> **Task requirements**:
Repeat the data below exactly, dropping any pictures it holds.

Entries shown START

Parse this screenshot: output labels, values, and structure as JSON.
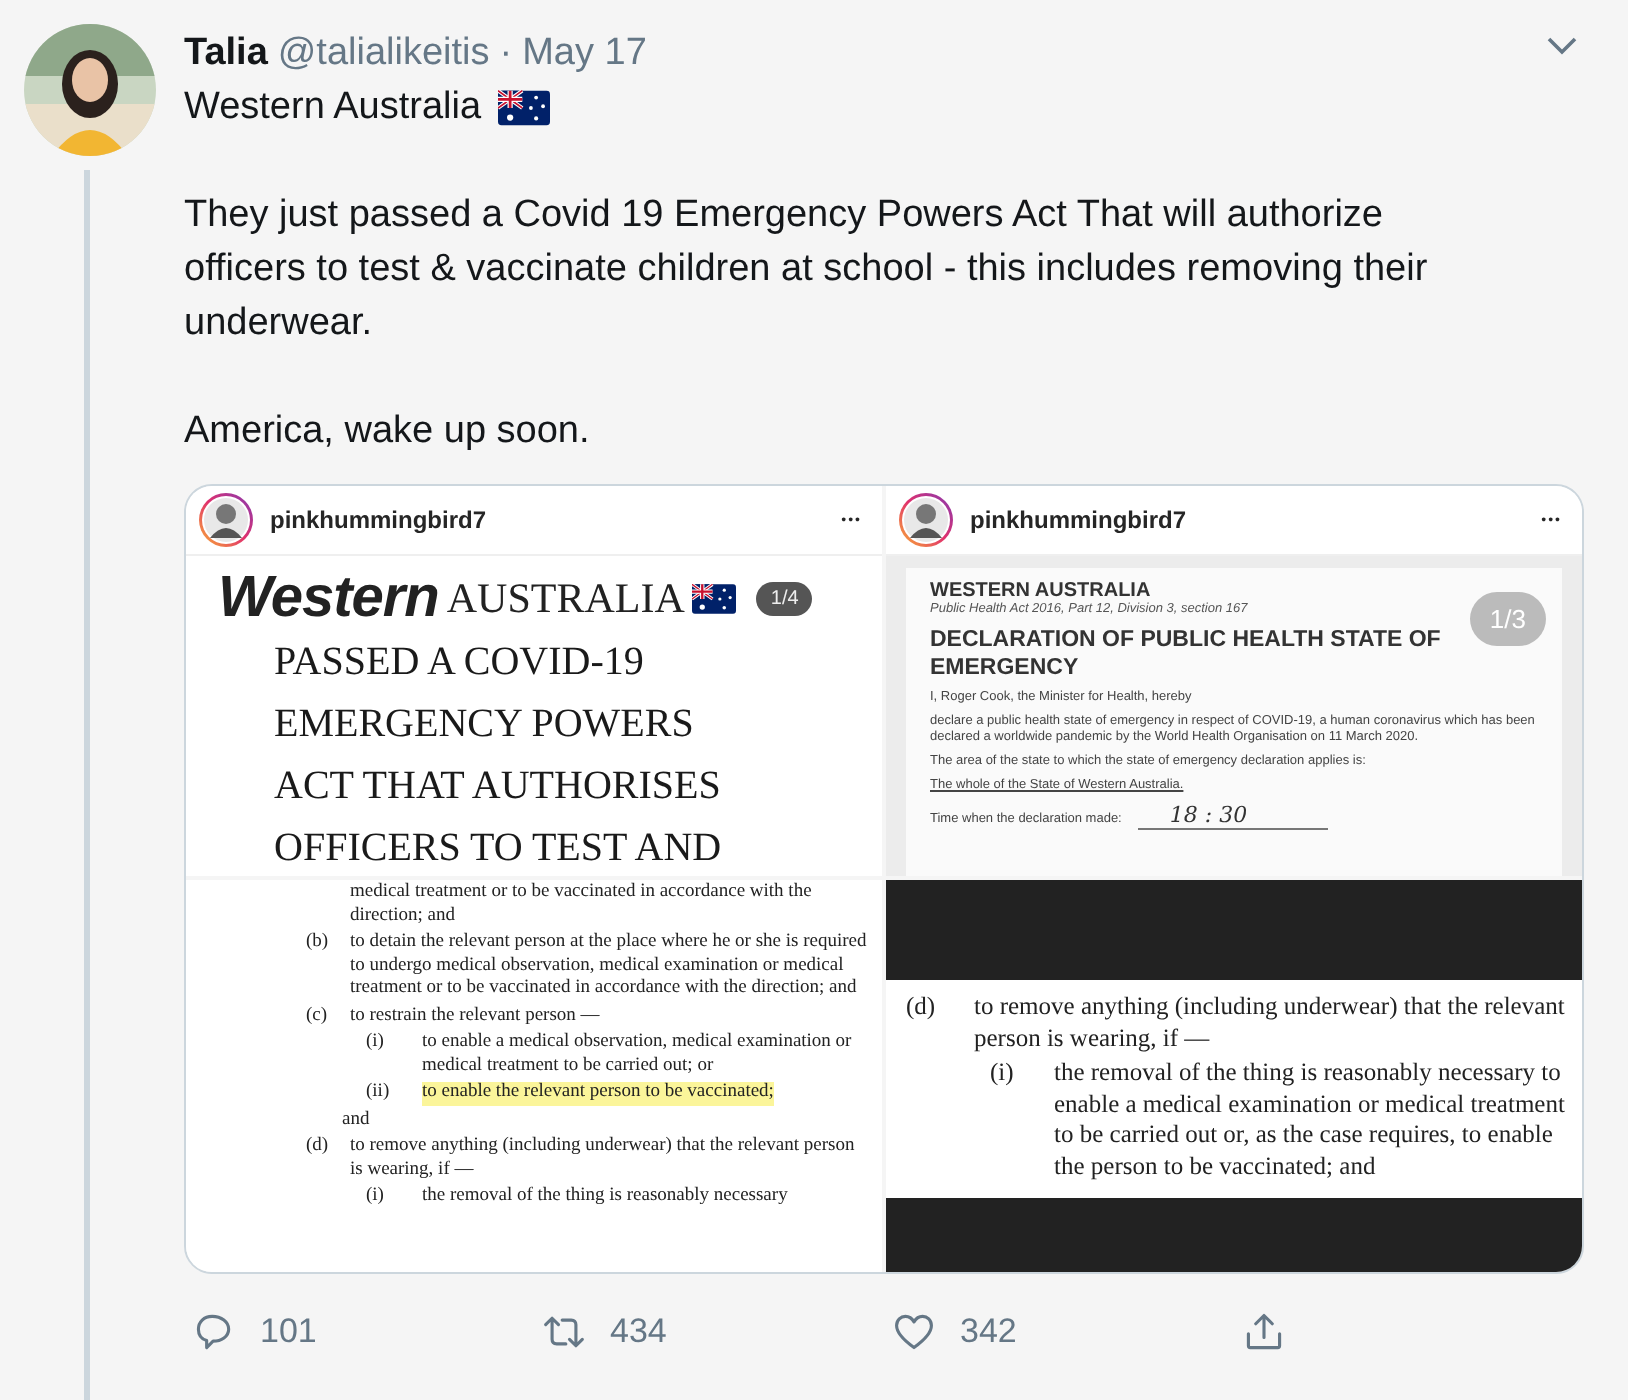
{
  "tweet": {
    "author": {
      "name": "Talia",
      "handle": "@talialikeitis",
      "separator": "·",
      "date": "May 17"
    },
    "text": [
      {
        "kind": "line_with_flag",
        "text": "Western Australia"
      },
      {
        "kind": "paragraph",
        "text": "They just passed a Covid 19 Emergency Powers Act That will authorize officers to test & vaccinate children at school - this includes removing their underwear."
      },
      {
        "kind": "paragraph",
        "text": "America, wake up soon."
      }
    ]
  },
  "media": [
    {
      "kind": "headline_post",
      "user": "pinkhummingbird7",
      "more": "•••",
      "badge": "1/4",
      "title_bold": "Western",
      "title_rest": "AUSTRALIA",
      "lines": [
        "PASSED A COVID-19",
        "EMERGENCY POWERS",
        "ACT THAT AUTHORISES",
        "OFFICERS TO TEST AND"
      ]
    },
    {
      "kind": "document_post",
      "user": "pinkhummingbird7",
      "more": "•••",
      "badge": "1/3",
      "state": "WESTERN AUSTRALIA",
      "act": "Public Health Act 2016, Part 12, Division 3, section 167",
      "heading": "DECLARATION OF PUBLIC HEALTH STATE OF EMERGENCY",
      "paragraphs": [
        {
          "kind": "text",
          "text": "I, Roger Cook, the Minister for Health, hereby"
        },
        {
          "kind": "text",
          "text": "declare a public health state of emergency in respect of COVID-19, a human coronavirus which has been declared a worldwide pandemic by the World Health Organisation on 11 March 2020."
        },
        {
          "kind": "text",
          "text": "The area of the state to which the state of emergency declaration applies is:"
        },
        {
          "kind": "underlined",
          "text": "The whole of the State of Western Australia."
        },
        {
          "kind": "field",
          "text": "Time when the declaration made:",
          "value": "18 : 30"
        }
      ]
    },
    {
      "kind": "legal_excerpt",
      "lead": "medical treatment or to be vaccinated in accordance with the direction; and",
      "items": [
        {
          "label": "(b)",
          "text": "to detain the relevant person at the place where he or she is required to undergo medical observation, medical examination or medical treatment or to be vaccinated in accordance with the direction; and",
          "highlighted": false
        },
        {
          "label": "(c)",
          "text": "to restrain the relevant person —",
          "highlighted": false,
          "children": [
            {
              "label": "(i)",
              "text": "to enable a medical observation, medical examination or medical treatment to be carried out; or",
              "highlighted": false
            },
            {
              "label": "(ii)",
              "text": "to enable the relevant person to be vaccinated;",
              "highlighted": true
            }
          ],
          "after": "and"
        },
        {
          "label": "(d)",
          "text": "to remove anything (including underwear) that the relevant person is wearing, if —",
          "highlighted": false,
          "children": [
            {
              "label": "(i)",
              "text": "the removal of the thing is reasonably necessary",
              "highlighted": false
            }
          ]
        }
      ]
    },
    {
      "kind": "legal_excerpt_dark",
      "items": [
        {
          "label": "(d)",
          "text": "to remove anything (including underwear) that the relevant person is wearing, if —",
          "highlighted": false,
          "children": [
            {
              "label": "(i)",
              "text": "the removal of the thing is reasonably necessary to enable a medical examination or medical treatment to be carried out or, as the case requires, to enable the person to be vaccinated; and",
              "highlighted": false
            }
          ]
        }
      ]
    }
  ],
  "actions": [
    {
      "kind": "reply",
      "count": "101"
    },
    {
      "kind": "retweet",
      "count": "434"
    },
    {
      "kind": "like",
      "count": "342"
    },
    {
      "kind": "share"
    }
  ]
}
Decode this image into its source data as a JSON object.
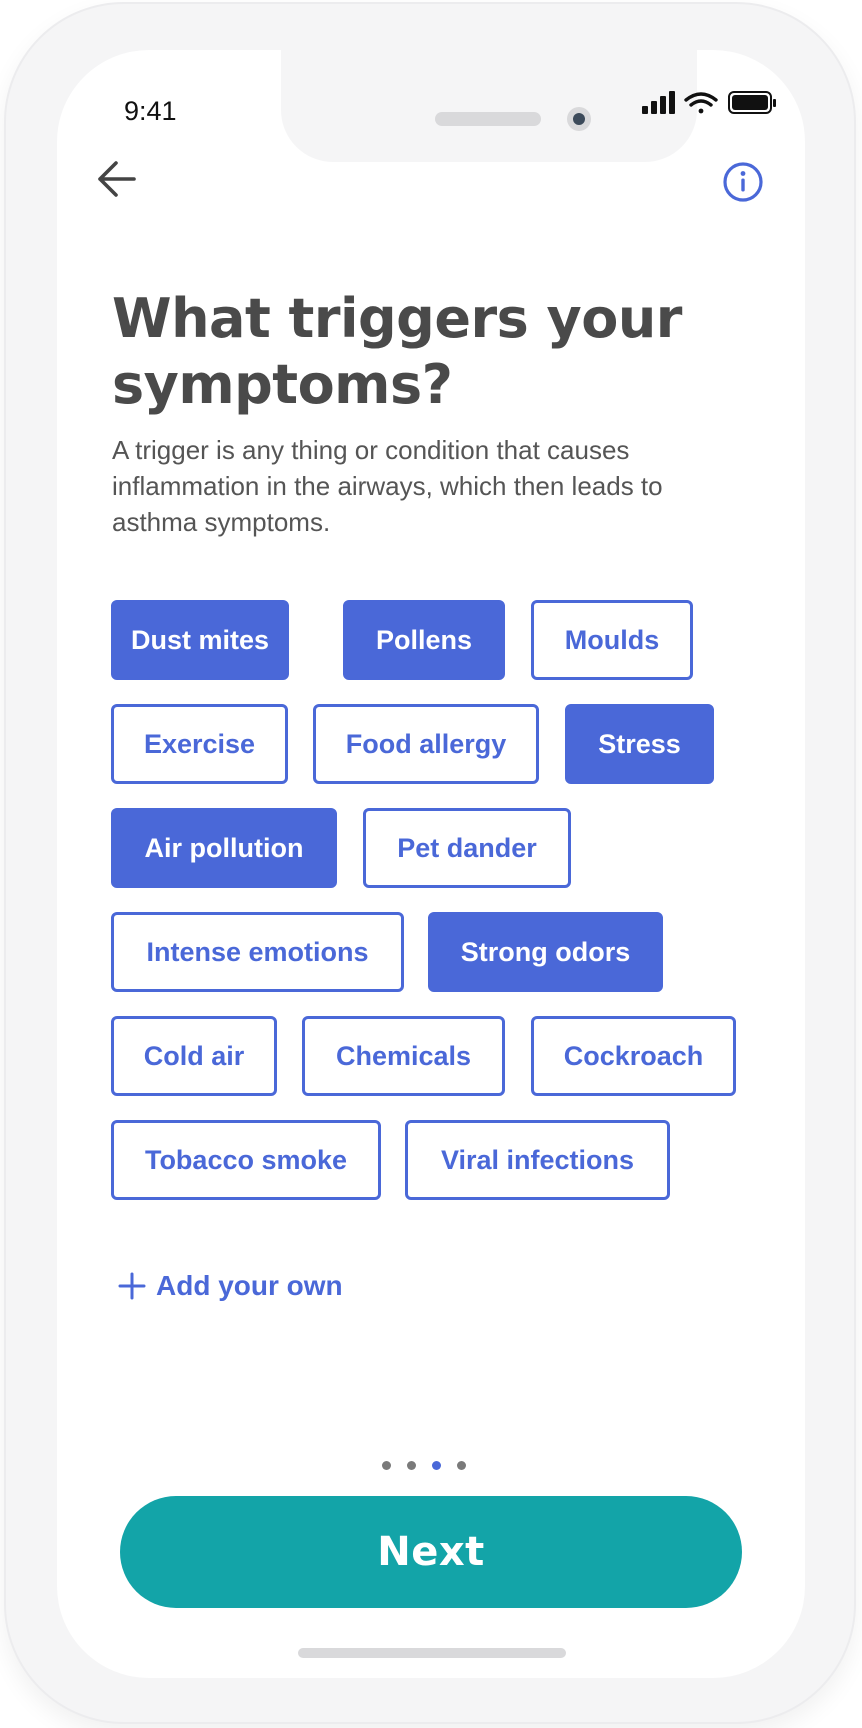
{
  "status_bar": {
    "time": "9:41",
    "icons": [
      "signal-icon",
      "wifi-icon",
      "battery-icon"
    ]
  },
  "nav": {
    "back_icon": "arrow-left-icon",
    "info_icon": "info-icon"
  },
  "title": "What triggers your symptoms?",
  "subtitle": "A trigger is any thing or condition that causes inflammation in the airways, which then leads to asthma symptoms.",
  "triggers": [
    {
      "label": "Dust mites",
      "selected": true
    },
    {
      "label": "Pollens",
      "selected": true
    },
    {
      "label": "Moulds",
      "selected": false
    },
    {
      "label": "Exercise",
      "selected": false
    },
    {
      "label": "Food allergy",
      "selected": false
    },
    {
      "label": "Stress",
      "selected": true
    },
    {
      "label": "Air pollution",
      "selected": true
    },
    {
      "label": "Pet dander",
      "selected": false
    },
    {
      "label": "Intense emotions",
      "selected": false
    },
    {
      "label": "Strong odors",
      "selected": true
    },
    {
      "label": "Cold air",
      "selected": false
    },
    {
      "label": "Chemicals",
      "selected": false
    },
    {
      "label": "Cockroach",
      "selected": false
    },
    {
      "label": "Tobacco smoke",
      "selected": false
    },
    {
      "label": "Viral infections",
      "selected": false
    }
  ],
  "add_own_label": "Add your own",
  "pagination": {
    "total": 4,
    "current": 3
  },
  "next_label": "Next",
  "colors": {
    "accent": "#4a68d8",
    "button": "#13a4a8",
    "title": "#4a4a4a",
    "text": "#555555"
  }
}
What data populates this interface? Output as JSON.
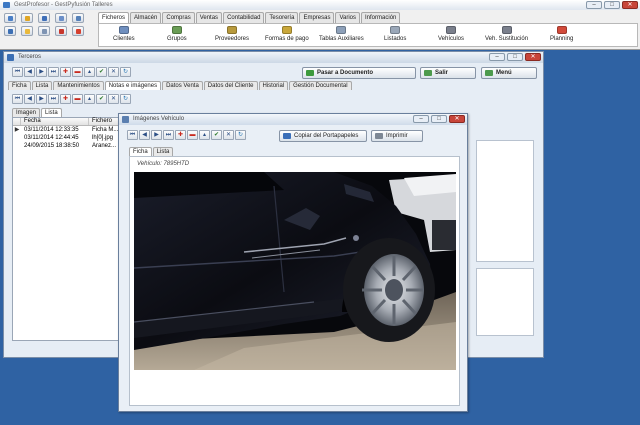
{
  "app": {
    "title": "GestProfesor - GestPyfusión Talleres",
    "menu_tabs": [
      "Ficheros",
      "Almacén",
      "Compras",
      "Ventas",
      "Contabilidad",
      "Tesorería",
      "Empresas",
      "Varios",
      "Información"
    ],
    "ribbon": [
      "Clientes",
      "Grupos",
      "Proveedores",
      "Formas de pago",
      "Tablas Auxiliares",
      "Listados",
      "Vehículos",
      "Veh. Sustitución",
      "Planning"
    ],
    "quick_icons": [
      "users-icon",
      "star-icon",
      "grid-icon",
      "book-icon",
      "search-icon",
      "print-icon",
      "folder-icon",
      "calculator-icon",
      "pdf-icon",
      "mail-icon"
    ]
  },
  "terceros": {
    "title": "Terceros",
    "buttons": {
      "pasar": "Pasar a Documento",
      "salir": "Salir",
      "menu": "Menú"
    },
    "tabs": [
      "Ficha",
      "Lista",
      "Mantenimientos",
      "Notas e imágenes",
      "Datos Venta",
      "Datos del Cliente",
      "Historial",
      "Gestión Documental"
    ],
    "inner_tabs": [
      "Imagen",
      "Lista"
    ],
    "columns": [
      "Fecha",
      "Fichero"
    ],
    "rows": [
      {
        "fecha": "03/11/2014 12:33:35",
        "fichero": "Ficha M..."
      },
      {
        "fecha": "03/11/2014 12:44:45",
        "fichero": "lh[0].jpg"
      },
      {
        "fecha": "24/09/2015 18:38:50",
        "fichero": "Aranez..."
      }
    ]
  },
  "image_window": {
    "title": "Imágenes Vehículo",
    "copy_button": "Copiar del Portapapeles",
    "print_button": "Imprimir",
    "tabs": [
      "Ficha",
      "Lista"
    ],
    "vehicle_label": "Vehículo: 7895HTD"
  }
}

Entries shown END

> **Result below**:
Parse this screenshot: output labels, values, and structure as JSON.
{
  "tweet": {
    "author": {
      "name": "Talia",
      "handle": "@talialikeitis",
      "separator": "·",
      "date": "May 17"
    },
    "text": [
      {
        "kind": "line_with_flag",
        "text": "Western Australia"
      },
      {
        "kind": "paragraph",
        "text": "They just passed a Covid 19 Emergency Powers Act That will authorize officers to test & vaccinate children at school - this includes removing their underwear."
      },
      {
        "kind": "paragraph",
        "text": "America, wake up soon."
      }
    ]
  },
  "media": [
    {
      "kind": "headline_post",
      "user": "pinkhummingbird7",
      "more": "•••",
      "badge": "1/4",
      "title_bold": "Western",
      "title_rest": "AUSTRALIA",
      "lines": [
        "PASSED A COVID-19",
        "EMERGENCY POWERS",
        "ACT THAT AUTHORISES",
        "OFFICERS TO TEST AND"
      ]
    },
    {
      "kind": "document_post",
      "user": "pinkhummingbird7",
      "more": "•••",
      "badge": "1/3",
      "state": "WESTERN AUSTRALIA",
      "act": "Public Health Act 2016, Part 12, Division 3, section 167",
      "heading": "DECLARATION OF PUBLIC HEALTH STATE OF EMERGENCY",
      "paragraphs": [
        {
          "kind": "text",
          "text": "I, Roger Cook, the Minister for Health, hereby"
        },
        {
          "kind": "text",
          "text": "declare a public health state of emergency in respect of COVID-19, a human coronavirus which has been declared a worldwide pandemic by the World Health Organisation on 11 March 2020."
        },
        {
          "kind": "text",
          "text": "The area of the state to which the state of emergency declaration applies is:"
        },
        {
          "kind": "underlined",
          "text": "The whole of the State of Western Australia."
        },
        {
          "kind": "field",
          "text": "Time when the declaration made:",
          "value": "18 : 30"
        }
      ]
    },
    {
      "kind": "legal_excerpt",
      "lead": "medical treatment or to be vaccinated in accordance with the direction; and",
      "items": [
        {
          "label": "(b)",
          "text": "to detain the relevant person at the place where he or she is required to undergo medical observation, medical examination or medical treatment or to be vaccinated in accordance with the direction; and",
          "highlighted": false
        },
        {
          "label": "(c)",
          "text": "to restrain the relevant person —",
          "highlighted": false,
          "children": [
            {
              "label": "(i)",
              "text": "to enable a medical observation, medical examination or medical treatment to be carried out; or",
              "highlighted": false
            },
            {
              "label": "(ii)",
              "text": "to enable the relevant person to be vaccinated;",
              "highlighted": true
            }
          ],
          "after": "and"
        },
        {
          "label": "(d)",
          "text": "to remove anything (including underwear) that the relevant person is wearing, if —",
          "highlighted": false,
          "children": [
            {
              "label": "(i)",
              "text": "the removal of the thing is reasonably necessary",
              "highlighted": false
            }
          ]
        }
      ]
    },
    {
      "kind": "legal_excerpt_dark",
      "items": [
        {
          "label": "(d)",
          "text": "to remove anything (including underwear) that the relevant person is wearing, if —",
          "highlighted": false,
          "children": [
            {
              "label": "(i)",
              "text": "the removal of the thing is reasonably necessary to enable a medical examination or medical treatment to be carried out or, as the case requires, to enable the person to be vaccinated; and",
              "highlighted": false
            }
          ]
        }
      ]
    }
  ],
  "actions": [
    {
      "kind": "reply",
      "count": "101"
    },
    {
      "kind": "retweet",
      "count": "434"
    },
    {
      "kind": "like",
      "count": "342"
    },
    {
      "kind": "share"
    }
  ]
}
Decode this image into its source data as a JSON object.
{
  "status_bar": {
    "time": "9:41",
    "icons": [
      "signal-icon",
      "wifi-icon",
      "battery-icon"
    ]
  },
  "nav": {
    "back_icon": "arrow-left-icon",
    "info_icon": "info-icon"
  },
  "title": "What triggers your symptoms?",
  "subtitle": "A trigger is any thing or condition that causes inflammation in the airways, which then leads to asthma symptoms.",
  "triggers": [
    {
      "label": "Dust mites",
      "selected": true
    },
    {
      "label": "Pollens",
      "selected": true
    },
    {
      "label": "Moulds",
      "selected": false
    },
    {
      "label": "Exercise",
      "selected": false
    },
    {
      "label": "Food allergy",
      "selected": false
    },
    {
      "label": "Stress",
      "selected": true
    },
    {
      "label": "Air pollution",
      "selected": true
    },
    {
      "label": "Pet dander",
      "selected": false
    },
    {
      "label": "Intense emotions",
      "selected": false
    },
    {
      "label": "Strong odors",
      "selected": true
    },
    {
      "label": "Cold air",
      "selected": false
    },
    {
      "label": "Chemicals",
      "selected": false
    },
    {
      "label": "Cockroach",
      "selected": false
    },
    {
      "label": "Tobacco smoke",
      "selected": false
    },
    {
      "label": "Viral infections",
      "selected": false
    }
  ],
  "add_own_label": "Add your own",
  "pagination": {
    "total": 4,
    "current": 3
  },
  "next_label": "Next",
  "colors": {
    "accent": "#4a68d8",
    "button": "#13a4a8",
    "title": "#4a4a4a",
    "text": "#555555"
  }
}
What data populates this interface? Output as JSON.
{
  "app": {
    "title": "GestProfesor - GestPyfusión Talleres",
    "menu_tabs": [
      "Ficheros",
      "Almacén",
      "Compras",
      "Ventas",
      "Contabilidad",
      "Tesorería",
      "Empresas",
      "Varios",
      "Información"
    ],
    "ribbon": [
      "Clientes",
      "Grupos",
      "Proveedores",
      "Formas de pago",
      "Tablas Auxiliares",
      "Listados",
      "Vehículos",
      "Veh. Sustitución",
      "Planning"
    ],
    "quick_icons": [
      "users-icon",
      "star-icon",
      "grid-icon",
      "book-icon",
      "search-icon",
      "print-icon",
      "folder-icon",
      "calculator-icon",
      "pdf-icon",
      "mail-icon"
    ]
  },
  "terceros": {
    "title": "Terceros",
    "buttons": {
      "pasar": "Pasar a Documento",
      "salir": "Salir",
      "menu": "Menú"
    },
    "tabs": [
      "Ficha",
      "Lista",
      "Mantenimientos",
      "Notas e imágenes",
      "Datos Venta",
      "Datos del Cliente",
      "Historial",
      "Gestión Documental"
    ],
    "inner_tabs": [
      "Imagen",
      "Lista"
    ],
    "columns": [
      "Fecha",
      "Fichero"
    ],
    "rows": [
      {
        "fecha": "03/11/2014 12:33:35",
        "fichero": "Ficha M..."
      },
      {
        "fecha": "03/11/2014 12:44:45",
        "fichero": "lh[0].jpg"
      },
      {
        "fecha": "24/09/2015 18:38:50",
        "fichero": "Aranez..."
      }
    ]
  },
  "image_window": {
    "title": "Imágenes Vehículo",
    "copy_button": "Copiar del Portapapeles",
    "print_button": "Imprimir",
    "tabs": [
      "Ficha",
      "Lista"
    ],
    "vehicle_label": "Vehículo: 7895HTD"
  }
}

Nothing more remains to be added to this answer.